→ **Work required**
Pictures stay out of your copy, but everything else in the records below must be repeated exactly.

----- Exercise inputs -----

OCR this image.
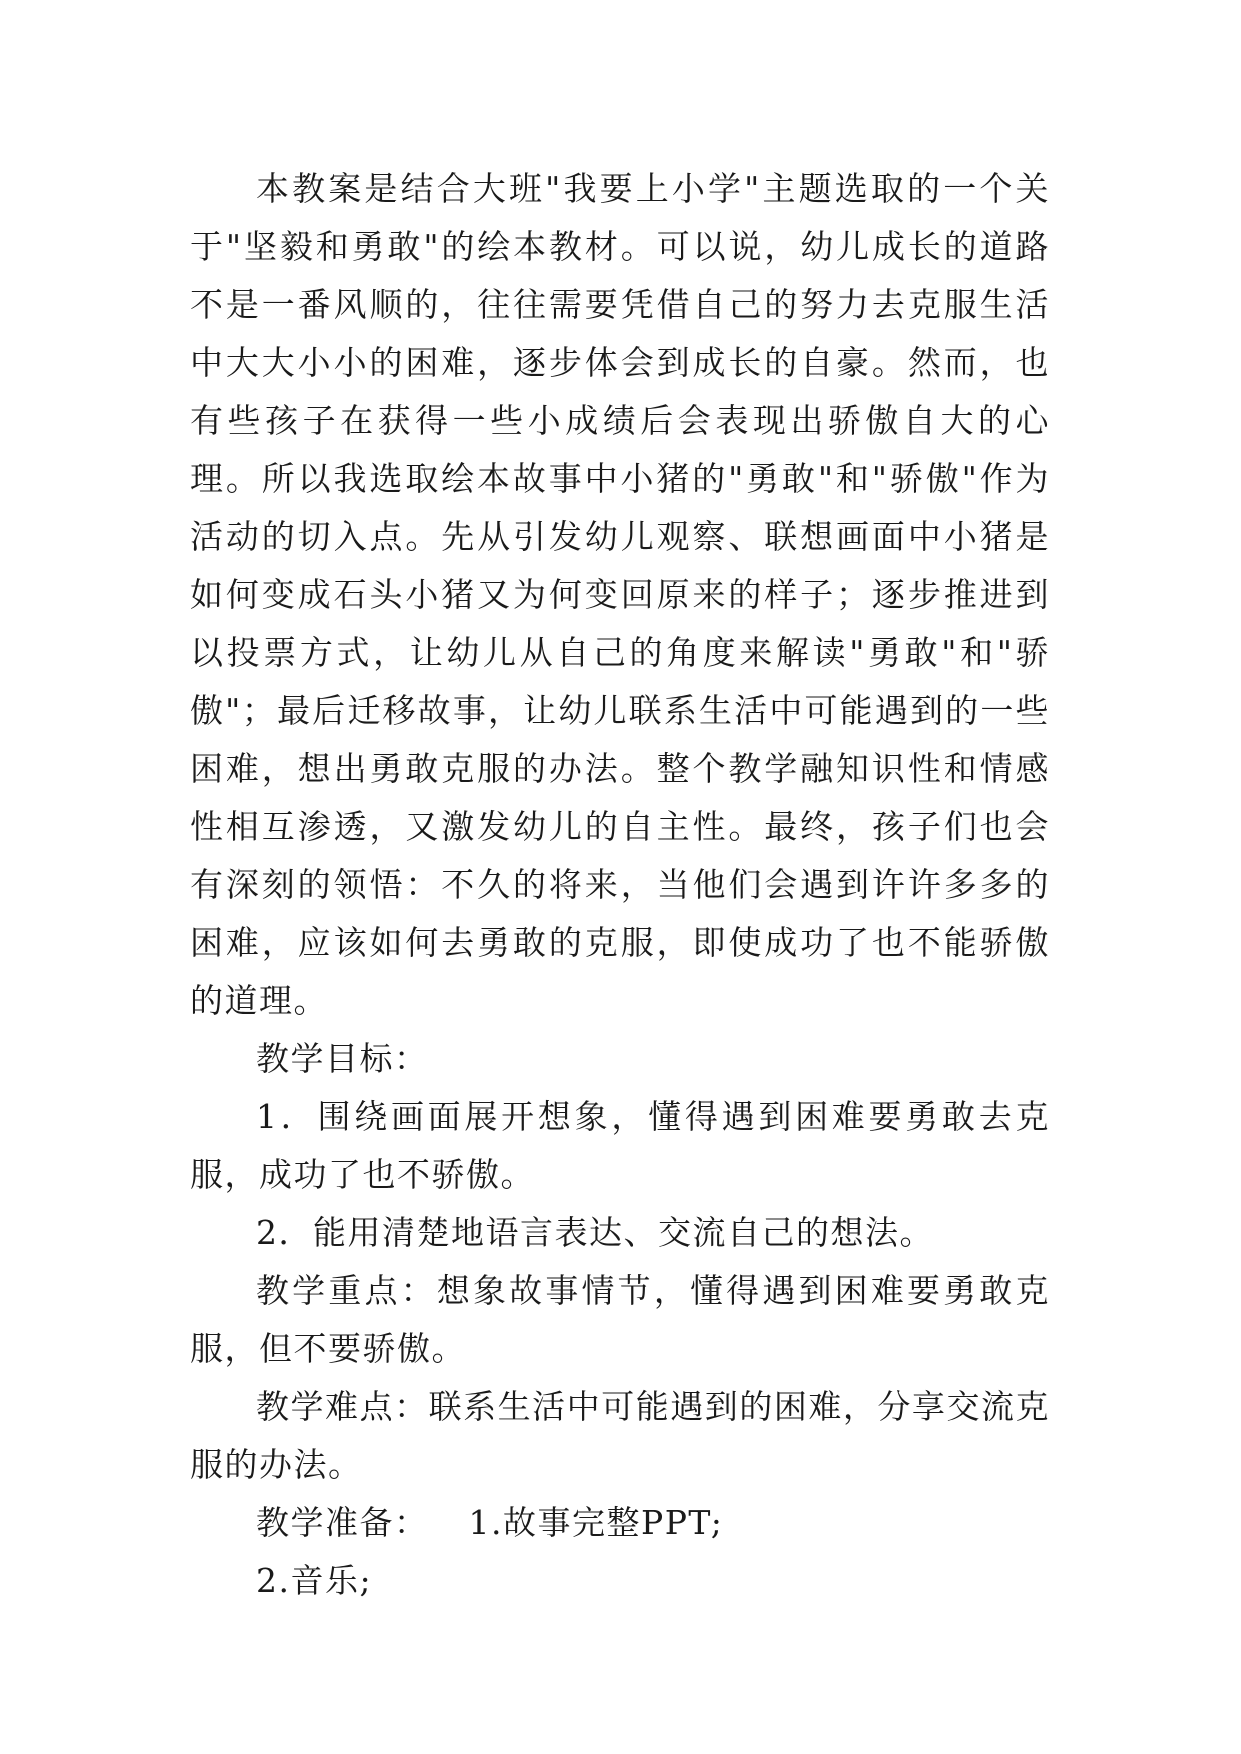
本教案是结合大班"我要上小学"主题选取的一个关于"坚毅和勇敢"的绘本教材。可以说，幼儿成长的道路不是一番风顺的，往往需要凭借自己的努力去克服生活中大大小小的困难，逐步体会到成长的自豪。然而，也有些孩子在获得一些小成绩后会表现出骄傲自大的心理。所以我选取绘本故事中小猪的"勇敢"和"骄傲"作为活动的切入点。先从引发幼儿观察、联想画面中小猪是如何变成石头小猪又为何变回原来的样子；逐步推进到以投票方式，让幼儿从自己的角度来解读"勇敢"和"骄傲"；最后迁移故事，让幼儿联系生活中可能遇到的一些困难，想出勇敢克服的办法。整个教学融知识性和情感性相互渗透，又激发幼儿的自主性。最终，孩子们也会有深刻的领悟：不久的将来，当他们会遇到许许多多的困难，应该如何去勇敢的克服，即使成功了也不能骄傲的道理。

教学目标：

1．围绕画面展开想象，懂得遇到困难要勇敢去克服，成功了也不骄傲。

2．能用清楚地语言表达、交流自己的想法。

教学重点：想象故事情节，懂得遇到困难要勇敢克服，但不要骄傲。

教学难点：联系生活中可能遇到的困难，分享交流克服的办法。

教学准备： 1.故事完整PPT;

2.音乐;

-----

→ **Written solution**
OCR this image.
本教案是结合大班"我要上小学"主题选取的一个关于"坚毅和勇敢"的绘本教材。可以说，幼儿成长的道路不是一番风顺的，往往需要凭借自己的努力去克服生活中大大小小的困难，逐步体会到成长的自豪。然而，也有些孩子在获得一些小成绩后会表现出骄傲自大的心理。所以我选取绘本故事中小猪的"勇敢"和"骄傲"作为活动的切入点。先从引发幼儿观察、联想画面中小猪是如何变成石头小猪又为何变回原来的样子；逐步推进到以投票方式，让幼儿从自己的角度来解读"勇敢"和"骄傲"；最后迁移故事，让幼儿联系生活中可能遇到的一些困难，想出勇敢克服的办法。整个教学融知识性和情感性相互渗透，又激发幼儿的自主性。最终，孩子们也会有深刻的领悟：不久的将来，当他们会遇到许许多多的困难，应该如何去勇敢的克服，即使成功了也不能骄傲的道理。

教学目标：

1．围绕画面展开想象，懂得遇到困难要勇敢去克服，成功了也不骄傲。

2．能用清楚地语言表达、交流自己的想法。

教学重点：想象故事情节，懂得遇到困难要勇敢克服，但不要骄傲。

教学难点：联系生活中可能遇到的困难，分享交流克服的办法。

教学准备： 1.故事完整PPT;

2.音乐;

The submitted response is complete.